Source data
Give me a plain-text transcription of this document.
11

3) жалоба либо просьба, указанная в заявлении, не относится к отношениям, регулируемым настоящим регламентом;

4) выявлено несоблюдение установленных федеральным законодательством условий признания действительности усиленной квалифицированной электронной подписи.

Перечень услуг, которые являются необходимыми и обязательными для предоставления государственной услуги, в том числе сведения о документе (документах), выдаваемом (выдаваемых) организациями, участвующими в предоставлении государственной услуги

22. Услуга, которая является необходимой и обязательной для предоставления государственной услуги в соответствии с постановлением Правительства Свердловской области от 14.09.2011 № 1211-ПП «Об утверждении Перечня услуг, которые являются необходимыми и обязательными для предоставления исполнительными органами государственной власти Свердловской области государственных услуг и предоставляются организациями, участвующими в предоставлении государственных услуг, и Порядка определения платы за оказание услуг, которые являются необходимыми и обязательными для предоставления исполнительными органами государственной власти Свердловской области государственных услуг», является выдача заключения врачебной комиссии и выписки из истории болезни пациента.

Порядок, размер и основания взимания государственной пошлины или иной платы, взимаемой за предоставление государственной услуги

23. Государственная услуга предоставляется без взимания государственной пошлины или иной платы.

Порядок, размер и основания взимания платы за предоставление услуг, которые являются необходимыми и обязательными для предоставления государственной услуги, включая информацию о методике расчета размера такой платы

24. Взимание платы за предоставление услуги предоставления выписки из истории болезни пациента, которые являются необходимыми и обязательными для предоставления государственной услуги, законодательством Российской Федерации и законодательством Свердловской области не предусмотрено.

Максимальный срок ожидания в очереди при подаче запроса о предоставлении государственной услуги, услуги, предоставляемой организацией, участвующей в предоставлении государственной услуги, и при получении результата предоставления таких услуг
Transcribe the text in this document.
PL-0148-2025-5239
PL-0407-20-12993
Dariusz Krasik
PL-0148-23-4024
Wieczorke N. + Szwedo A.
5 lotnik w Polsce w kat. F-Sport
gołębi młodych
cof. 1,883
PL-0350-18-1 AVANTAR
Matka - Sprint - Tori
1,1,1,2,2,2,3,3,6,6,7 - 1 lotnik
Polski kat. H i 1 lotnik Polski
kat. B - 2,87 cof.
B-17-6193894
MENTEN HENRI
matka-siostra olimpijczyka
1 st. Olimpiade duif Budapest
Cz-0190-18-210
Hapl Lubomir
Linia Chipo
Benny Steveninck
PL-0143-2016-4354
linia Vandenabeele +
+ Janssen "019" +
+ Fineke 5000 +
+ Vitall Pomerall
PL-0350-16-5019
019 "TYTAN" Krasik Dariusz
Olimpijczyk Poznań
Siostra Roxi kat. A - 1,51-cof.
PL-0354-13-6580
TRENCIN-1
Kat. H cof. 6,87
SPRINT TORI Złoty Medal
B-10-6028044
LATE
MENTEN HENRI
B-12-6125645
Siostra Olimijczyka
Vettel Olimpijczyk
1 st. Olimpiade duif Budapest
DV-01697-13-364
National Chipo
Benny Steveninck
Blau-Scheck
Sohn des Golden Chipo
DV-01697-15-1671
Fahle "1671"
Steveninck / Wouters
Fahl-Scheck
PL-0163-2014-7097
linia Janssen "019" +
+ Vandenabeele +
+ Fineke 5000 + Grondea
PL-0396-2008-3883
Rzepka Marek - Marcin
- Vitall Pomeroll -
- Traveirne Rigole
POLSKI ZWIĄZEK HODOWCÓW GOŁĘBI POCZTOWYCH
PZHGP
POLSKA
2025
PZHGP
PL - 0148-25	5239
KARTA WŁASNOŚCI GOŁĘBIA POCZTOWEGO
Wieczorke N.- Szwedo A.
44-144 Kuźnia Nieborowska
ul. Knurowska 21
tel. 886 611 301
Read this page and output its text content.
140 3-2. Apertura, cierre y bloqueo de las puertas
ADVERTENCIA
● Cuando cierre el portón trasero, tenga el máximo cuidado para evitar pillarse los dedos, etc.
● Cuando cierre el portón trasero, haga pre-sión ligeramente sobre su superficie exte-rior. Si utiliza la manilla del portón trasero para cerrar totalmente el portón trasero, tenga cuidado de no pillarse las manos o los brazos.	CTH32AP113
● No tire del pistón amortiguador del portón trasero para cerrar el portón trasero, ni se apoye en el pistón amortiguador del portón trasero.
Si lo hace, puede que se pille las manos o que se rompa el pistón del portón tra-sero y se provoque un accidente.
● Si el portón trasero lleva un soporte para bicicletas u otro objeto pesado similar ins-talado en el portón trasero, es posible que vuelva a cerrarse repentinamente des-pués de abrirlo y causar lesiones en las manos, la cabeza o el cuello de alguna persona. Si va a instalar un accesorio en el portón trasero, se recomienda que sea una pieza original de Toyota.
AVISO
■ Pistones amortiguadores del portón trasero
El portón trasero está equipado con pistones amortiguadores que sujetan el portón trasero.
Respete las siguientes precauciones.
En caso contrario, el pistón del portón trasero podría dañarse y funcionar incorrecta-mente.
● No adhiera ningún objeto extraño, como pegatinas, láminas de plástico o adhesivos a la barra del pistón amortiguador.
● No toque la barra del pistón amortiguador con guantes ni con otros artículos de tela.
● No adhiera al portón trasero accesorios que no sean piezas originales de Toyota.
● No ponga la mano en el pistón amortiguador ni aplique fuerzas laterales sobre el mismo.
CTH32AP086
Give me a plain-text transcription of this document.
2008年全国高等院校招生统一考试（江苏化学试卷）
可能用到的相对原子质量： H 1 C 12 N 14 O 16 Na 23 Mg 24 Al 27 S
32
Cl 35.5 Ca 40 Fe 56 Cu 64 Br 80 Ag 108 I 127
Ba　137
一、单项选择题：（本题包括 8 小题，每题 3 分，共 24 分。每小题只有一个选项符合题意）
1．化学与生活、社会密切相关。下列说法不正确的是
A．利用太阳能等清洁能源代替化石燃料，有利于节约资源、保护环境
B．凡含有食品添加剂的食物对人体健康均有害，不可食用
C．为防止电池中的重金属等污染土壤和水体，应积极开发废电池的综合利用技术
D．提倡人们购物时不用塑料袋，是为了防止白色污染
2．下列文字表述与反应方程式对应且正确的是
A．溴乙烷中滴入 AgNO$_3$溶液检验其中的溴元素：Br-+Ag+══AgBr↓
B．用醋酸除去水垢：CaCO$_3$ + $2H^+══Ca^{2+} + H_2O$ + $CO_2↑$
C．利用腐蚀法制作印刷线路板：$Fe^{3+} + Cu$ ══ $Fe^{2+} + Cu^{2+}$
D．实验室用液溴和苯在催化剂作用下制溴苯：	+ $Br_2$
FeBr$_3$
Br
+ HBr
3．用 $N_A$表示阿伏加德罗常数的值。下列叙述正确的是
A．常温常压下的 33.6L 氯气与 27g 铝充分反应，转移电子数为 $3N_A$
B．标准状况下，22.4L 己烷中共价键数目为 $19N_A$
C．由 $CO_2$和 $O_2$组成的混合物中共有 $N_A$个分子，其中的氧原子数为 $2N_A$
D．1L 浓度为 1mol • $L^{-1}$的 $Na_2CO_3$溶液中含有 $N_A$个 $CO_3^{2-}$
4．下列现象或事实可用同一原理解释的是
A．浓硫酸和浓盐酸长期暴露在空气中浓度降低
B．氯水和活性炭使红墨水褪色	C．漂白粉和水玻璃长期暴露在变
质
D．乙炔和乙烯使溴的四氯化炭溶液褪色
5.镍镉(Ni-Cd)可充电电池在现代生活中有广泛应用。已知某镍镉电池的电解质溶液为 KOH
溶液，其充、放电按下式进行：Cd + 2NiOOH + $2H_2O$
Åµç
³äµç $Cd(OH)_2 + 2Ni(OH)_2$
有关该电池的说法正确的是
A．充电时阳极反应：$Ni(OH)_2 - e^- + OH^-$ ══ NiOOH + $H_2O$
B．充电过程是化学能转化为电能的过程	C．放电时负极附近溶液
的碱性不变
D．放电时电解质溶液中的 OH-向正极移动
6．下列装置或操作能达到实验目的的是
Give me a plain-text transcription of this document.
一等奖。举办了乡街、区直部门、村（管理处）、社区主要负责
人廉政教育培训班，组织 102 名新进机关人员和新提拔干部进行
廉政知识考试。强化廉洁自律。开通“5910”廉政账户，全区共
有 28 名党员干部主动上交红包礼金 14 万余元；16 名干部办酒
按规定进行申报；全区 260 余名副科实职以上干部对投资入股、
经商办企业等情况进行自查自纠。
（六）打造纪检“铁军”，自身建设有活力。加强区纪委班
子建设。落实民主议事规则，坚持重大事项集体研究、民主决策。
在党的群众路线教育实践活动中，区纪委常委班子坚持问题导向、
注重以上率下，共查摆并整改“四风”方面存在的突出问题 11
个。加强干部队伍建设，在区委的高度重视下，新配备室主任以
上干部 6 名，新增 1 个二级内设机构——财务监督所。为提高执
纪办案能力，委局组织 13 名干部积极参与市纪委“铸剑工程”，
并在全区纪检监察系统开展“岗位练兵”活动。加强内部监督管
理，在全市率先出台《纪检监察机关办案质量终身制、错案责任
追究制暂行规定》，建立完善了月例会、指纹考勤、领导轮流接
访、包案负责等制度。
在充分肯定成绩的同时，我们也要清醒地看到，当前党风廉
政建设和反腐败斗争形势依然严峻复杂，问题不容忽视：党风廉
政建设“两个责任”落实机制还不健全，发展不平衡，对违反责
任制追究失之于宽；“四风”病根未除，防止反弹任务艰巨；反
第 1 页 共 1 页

• [Problem]: Tally how many lines of the data include the word "Toyota". Write the number and nothing else.

• [Reply]: 2